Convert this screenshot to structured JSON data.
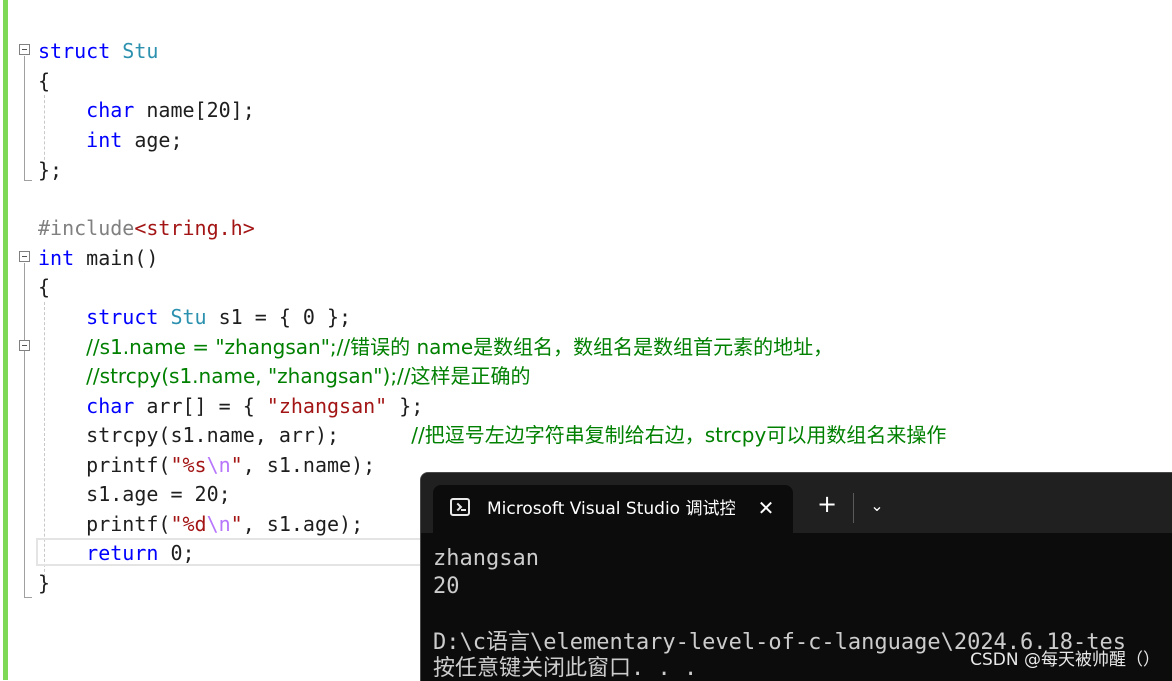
{
  "editor": {
    "lines": [
      {
        "parts": [
          {
            "t": "struct",
            "c": "kw"
          },
          {
            "t": " "
          },
          {
            "t": "Stu",
            "c": "ty"
          }
        ]
      },
      {
        "parts": [
          {
            "t": "{"
          }
        ]
      },
      {
        "parts": [
          {
            "t": "    "
          },
          {
            "t": "char",
            "c": "kw"
          },
          {
            "t": " name[20];"
          }
        ]
      },
      {
        "parts": [
          {
            "t": "    "
          },
          {
            "t": "int",
            "c": "kw"
          },
          {
            "t": " age;"
          }
        ]
      },
      {
        "parts": [
          {
            "t": "};"
          }
        ]
      },
      {
        "parts": []
      },
      {
        "parts": [
          {
            "t": "#include",
            "c": "pp"
          },
          {
            "t": "<string.h>",
            "c": "str"
          }
        ]
      },
      {
        "parts": [
          {
            "t": "int",
            "c": "kw"
          },
          {
            "t": " main()"
          }
        ]
      },
      {
        "parts": [
          {
            "t": "{"
          }
        ]
      },
      {
        "parts": [
          {
            "t": "    "
          },
          {
            "t": "struct",
            "c": "kw"
          },
          {
            "t": " "
          },
          {
            "t": "Stu",
            "c": "ty"
          },
          {
            "t": " s1 = { 0 };"
          }
        ]
      },
      {
        "parts": [
          {
            "t": "    "
          },
          {
            "t": "//s1.name = \"zhangsan\";//错误的 name是数组名，数组名是数组首元素的地址，",
            "c": "cm"
          }
        ]
      },
      {
        "parts": [
          {
            "t": "    "
          },
          {
            "t": "//strcpy(s1.name, \"zhangsan\");//这样是正确的",
            "c": "cm"
          }
        ]
      },
      {
        "parts": [
          {
            "t": "    "
          },
          {
            "t": "char",
            "c": "kw"
          },
          {
            "t": " arr[] = { "
          },
          {
            "t": "\"zhangsan\"",
            "c": "str"
          },
          {
            "t": " };"
          }
        ]
      },
      {
        "parts": [
          {
            "t": "    strcpy(s1.name, arr);      "
          },
          {
            "t": "//把逗号左边字符串复制给右边，strcpy可以用数组名来操作",
            "c": "cm"
          }
        ]
      },
      {
        "parts": [
          {
            "t": "    printf("
          },
          {
            "t": "\"%s",
            "c": "str"
          },
          {
            "t": "\\n",
            "c": "esc"
          },
          {
            "t": "\"",
            "c": "str"
          },
          {
            "t": ", s1.name);"
          }
        ]
      },
      {
        "parts": [
          {
            "t": "    s1.age = 20;"
          }
        ]
      },
      {
        "parts": [
          {
            "t": "    printf("
          },
          {
            "t": "\"%d",
            "c": "str"
          },
          {
            "t": "\\n",
            "c": "esc"
          },
          {
            "t": "\"",
            "c": "str"
          },
          {
            "t": ", s1.age);"
          }
        ]
      },
      {
        "parts": [
          {
            "t": "    "
          },
          {
            "t": "return",
            "c": "kw"
          },
          {
            "t": " 0;"
          }
        ]
      },
      {
        "parts": [
          {
            "t": "}"
          }
        ]
      }
    ],
    "colors": {
      "keyword": "#0000ff",
      "type": "#2b91af",
      "string": "#a31515",
      "comment": "#008000",
      "preprocessor": "#808080",
      "escape": "#b776fb",
      "gutter_bar": "#7ed957"
    }
  },
  "terminal": {
    "tab_title": "Microsoft Visual Studio 调试控制台",
    "close_glyph": "✕",
    "new_tab_glyph": "+",
    "dropdown_glyph": "⌄",
    "output": [
      "zhangsan",
      "20",
      "",
      "D:\\c语言\\elementary-level-of-c-language\\2024.6.18-tes",
      "按任意键关闭此窗口. . ."
    ],
    "icons": {
      "tab": "terminal-icon",
      "close": "close-icon",
      "new": "plus-icon",
      "dropdown": "chevron-down-icon"
    }
  },
  "watermark": "CSDN @每天被帅醒（）"
}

######

_What is required:_
Output the material word for word, omitting its pictures.

_Response to the task:_
Convert this screenshot to structured JSON data.
{
  "editor": {
    "lines": [
      {
        "parts": [
          {
            "t": "struct",
            "c": "kw"
          },
          {
            "t": " "
          },
          {
            "t": "Stu",
            "c": "ty"
          }
        ]
      },
      {
        "parts": [
          {
            "t": "{"
          }
        ]
      },
      {
        "parts": [
          {
            "t": "    "
          },
          {
            "t": "char",
            "c": "kw"
          },
          {
            "t": " name[20];"
          }
        ]
      },
      {
        "parts": [
          {
            "t": "    "
          },
          {
            "t": "int",
            "c": "kw"
          },
          {
            "t": " age;"
          }
        ]
      },
      {
        "parts": [
          {
            "t": "};"
          }
        ]
      },
      {
        "parts": []
      },
      {
        "parts": [
          {
            "t": "#include",
            "c": "pp"
          },
          {
            "t": "<string.h>",
            "c": "str"
          }
        ]
      },
      {
        "parts": [
          {
            "t": "int",
            "c": "kw"
          },
          {
            "t": " main()"
          }
        ]
      },
      {
        "parts": [
          {
            "t": "{"
          }
        ]
      },
      {
        "parts": [
          {
            "t": "    "
          },
          {
            "t": "struct",
            "c": "kw"
          },
          {
            "t": " "
          },
          {
            "t": "Stu",
            "c": "ty"
          },
          {
            "t": " s1 = { 0 };"
          }
        ]
      },
      {
        "parts": [
          {
            "t": "    "
          },
          {
            "t": "//s1.name = \"zhangsan\";//错误的 name是数组名，数组名是数组首元素的地址，",
            "c": "cm"
          }
        ]
      },
      {
        "parts": [
          {
            "t": "    "
          },
          {
            "t": "//strcpy(s1.name, \"zhangsan\");//这样是正确的",
            "c": "cm"
          }
        ]
      },
      {
        "parts": [
          {
            "t": "    "
          },
          {
            "t": "char",
            "c": "kw"
          },
          {
            "t": " arr[] = { "
          },
          {
            "t": "\"zhangsan\"",
            "c": "str"
          },
          {
            "t": " };"
          }
        ]
      },
      {
        "parts": [
          {
            "t": "    strcpy(s1.name, arr);      "
          },
          {
            "t": "//把逗号左边字符串复制给右边，strcpy可以用数组名来操作",
            "c": "cm"
          }
        ]
      },
      {
        "parts": [
          {
            "t": "    printf("
          },
          {
            "t": "\"%s",
            "c": "str"
          },
          {
            "t": "\\n",
            "c": "esc"
          },
          {
            "t": "\"",
            "c": "str"
          },
          {
            "t": ", s1.name);"
          }
        ]
      },
      {
        "parts": [
          {
            "t": "    s1.age = 20;"
          }
        ]
      },
      {
        "parts": [
          {
            "t": "    printf("
          },
          {
            "t": "\"%d",
            "c": "str"
          },
          {
            "t": "\\n",
            "c": "esc"
          },
          {
            "t": "\"",
            "c": "str"
          },
          {
            "t": ", s1.age);"
          }
        ]
      },
      {
        "parts": [
          {
            "t": "    "
          },
          {
            "t": "return",
            "c": "kw"
          },
          {
            "t": " 0;"
          }
        ]
      },
      {
        "parts": [
          {
            "t": "}"
          }
        ]
      }
    ],
    "colors": {
      "keyword": "#0000ff",
      "type": "#2b91af",
      "string": "#a31515",
      "comment": "#008000",
      "preprocessor": "#808080",
      "escape": "#b776fb",
      "gutter_bar": "#7ed957"
    }
  },
  "terminal": {
    "tab_title": "Microsoft Visual Studio 调试控制台",
    "close_glyph": "✕",
    "new_tab_glyph": "+",
    "dropdown_glyph": "⌄",
    "output": [
      "zhangsan",
      "20",
      "",
      "D:\\c语言\\elementary-level-of-c-language\\2024.6.18-tes",
      "按任意键关闭此窗口. . ."
    ],
    "icons": {
      "tab": "terminal-icon",
      "close": "close-icon",
      "new": "plus-icon",
      "dropdown": "chevron-down-icon"
    }
  },
  "watermark": "CSDN @每天被帅醒（）"
}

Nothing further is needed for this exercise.